• [Problem statement]
Word for word, restate every line of the material.

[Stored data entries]
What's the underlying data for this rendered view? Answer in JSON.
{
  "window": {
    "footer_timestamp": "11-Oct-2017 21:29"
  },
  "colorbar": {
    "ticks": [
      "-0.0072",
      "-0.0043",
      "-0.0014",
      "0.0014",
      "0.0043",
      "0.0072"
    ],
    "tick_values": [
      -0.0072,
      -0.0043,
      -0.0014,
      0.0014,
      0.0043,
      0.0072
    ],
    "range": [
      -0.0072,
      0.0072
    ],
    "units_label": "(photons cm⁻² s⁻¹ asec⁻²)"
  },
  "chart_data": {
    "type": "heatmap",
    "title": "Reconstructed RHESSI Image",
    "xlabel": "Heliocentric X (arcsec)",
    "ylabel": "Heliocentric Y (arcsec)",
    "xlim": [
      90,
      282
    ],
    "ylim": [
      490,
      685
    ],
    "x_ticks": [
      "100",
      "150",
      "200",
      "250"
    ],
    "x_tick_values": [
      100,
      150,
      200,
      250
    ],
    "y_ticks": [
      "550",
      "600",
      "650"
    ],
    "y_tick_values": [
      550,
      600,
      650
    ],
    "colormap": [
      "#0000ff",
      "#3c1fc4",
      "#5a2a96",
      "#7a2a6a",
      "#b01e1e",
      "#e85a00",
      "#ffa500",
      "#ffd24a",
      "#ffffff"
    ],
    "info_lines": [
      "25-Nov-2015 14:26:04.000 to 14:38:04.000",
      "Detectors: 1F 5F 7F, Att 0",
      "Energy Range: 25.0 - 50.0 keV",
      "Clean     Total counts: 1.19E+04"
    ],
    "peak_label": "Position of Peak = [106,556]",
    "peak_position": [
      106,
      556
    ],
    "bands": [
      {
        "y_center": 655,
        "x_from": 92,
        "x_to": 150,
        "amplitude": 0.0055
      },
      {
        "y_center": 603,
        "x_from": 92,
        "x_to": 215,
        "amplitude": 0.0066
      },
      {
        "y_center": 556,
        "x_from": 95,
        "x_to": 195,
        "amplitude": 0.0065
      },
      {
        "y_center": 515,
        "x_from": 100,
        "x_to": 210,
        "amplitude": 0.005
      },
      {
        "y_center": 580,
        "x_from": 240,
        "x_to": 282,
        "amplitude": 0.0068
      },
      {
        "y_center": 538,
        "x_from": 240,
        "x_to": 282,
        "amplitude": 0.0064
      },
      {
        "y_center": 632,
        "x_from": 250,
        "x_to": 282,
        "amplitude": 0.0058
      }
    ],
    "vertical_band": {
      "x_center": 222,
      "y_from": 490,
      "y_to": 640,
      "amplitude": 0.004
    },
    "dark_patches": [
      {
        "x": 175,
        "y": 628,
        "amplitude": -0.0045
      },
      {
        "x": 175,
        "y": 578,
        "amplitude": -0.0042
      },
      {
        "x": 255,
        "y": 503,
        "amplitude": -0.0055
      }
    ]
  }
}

• [Task response]
What's the underlying data for this rendered view? Answer in JSON.
{
  "window": {
    "footer_timestamp": "11-Oct-2017 21:29"
  },
  "colorbar": {
    "ticks": [
      "-0.0072",
      "-0.0043",
      "-0.0014",
      "0.0014",
      "0.0043",
      "0.0072"
    ],
    "tick_values": [
      -0.0072,
      -0.0043,
      -0.0014,
      0.0014,
      0.0043,
      0.0072
    ],
    "range": [
      -0.0072,
      0.0072
    ],
    "units_label": "(photons cm⁻² s⁻¹ asec⁻²)"
  },
  "chart_data": {
    "type": "heatmap",
    "title": "Reconstructed RHESSI Image",
    "xlabel": "Heliocentric X (arcsec)",
    "ylabel": "Heliocentric Y (arcsec)",
    "xlim": [
      90,
      282
    ],
    "ylim": [
      490,
      685
    ],
    "x_ticks": [
      "100",
      "150",
      "200",
      "250"
    ],
    "x_tick_values": [
      100,
      150,
      200,
      250
    ],
    "y_ticks": [
      "550",
      "600",
      "650"
    ],
    "y_tick_values": [
      550,
      600,
      650
    ],
    "colormap": [
      "#0000ff",
      "#3c1fc4",
      "#5a2a96",
      "#7a2a6a",
      "#b01e1e",
      "#e85a00",
      "#ffa500",
      "#ffd24a",
      "#ffffff"
    ],
    "info_lines": [
      "25-Nov-2015 14:26:04.000 to 14:38:04.000",
      "Detectors: 1F 5F 7F, Att 0",
      "Energy Range: 25.0 - 50.0 keV",
      "Clean     Total counts: 1.19E+04"
    ],
    "peak_label": "Position of Peak = [106,556]",
    "peak_position": [
      106,
      556
    ],
    "bands": [
      {
        "y_center": 655,
        "x_from": 92,
        "x_to": 150,
        "amplitude": 0.0055
      },
      {
        "y_center": 603,
        "x_from": 92,
        "x_to": 215,
        "amplitude": 0.0066
      },
      {
        "y_center": 556,
        "x_from": 95,
        "x_to": 195,
        "amplitude": 0.0065
      },
      {
        "y_center": 515,
        "x_from": 100,
        "x_to": 210,
        "amplitude": 0.005
      },
      {
        "y_center": 580,
        "x_from": 240,
        "x_to": 282,
        "amplitude": 0.0068
      },
      {
        "y_center": 538,
        "x_from": 240,
        "x_to": 282,
        "amplitude": 0.0064
      },
      {
        "y_center": 632,
        "x_from": 250,
        "x_to": 282,
        "amplitude": 0.0058
      }
    ],
    "vertical_band": {
      "x_center": 222,
      "y_from": 490,
      "y_to": 640,
      "amplitude": 0.004
    },
    "dark_patches": [
      {
        "x": 175,
        "y": 628,
        "amplitude": -0.0045
      },
      {
        "x": 175,
        "y": 578,
        "amplitude": -0.0042
      },
      {
        "x": 255,
        "y": 503,
        "amplitude": -0.0055
      }
    ]
  }
}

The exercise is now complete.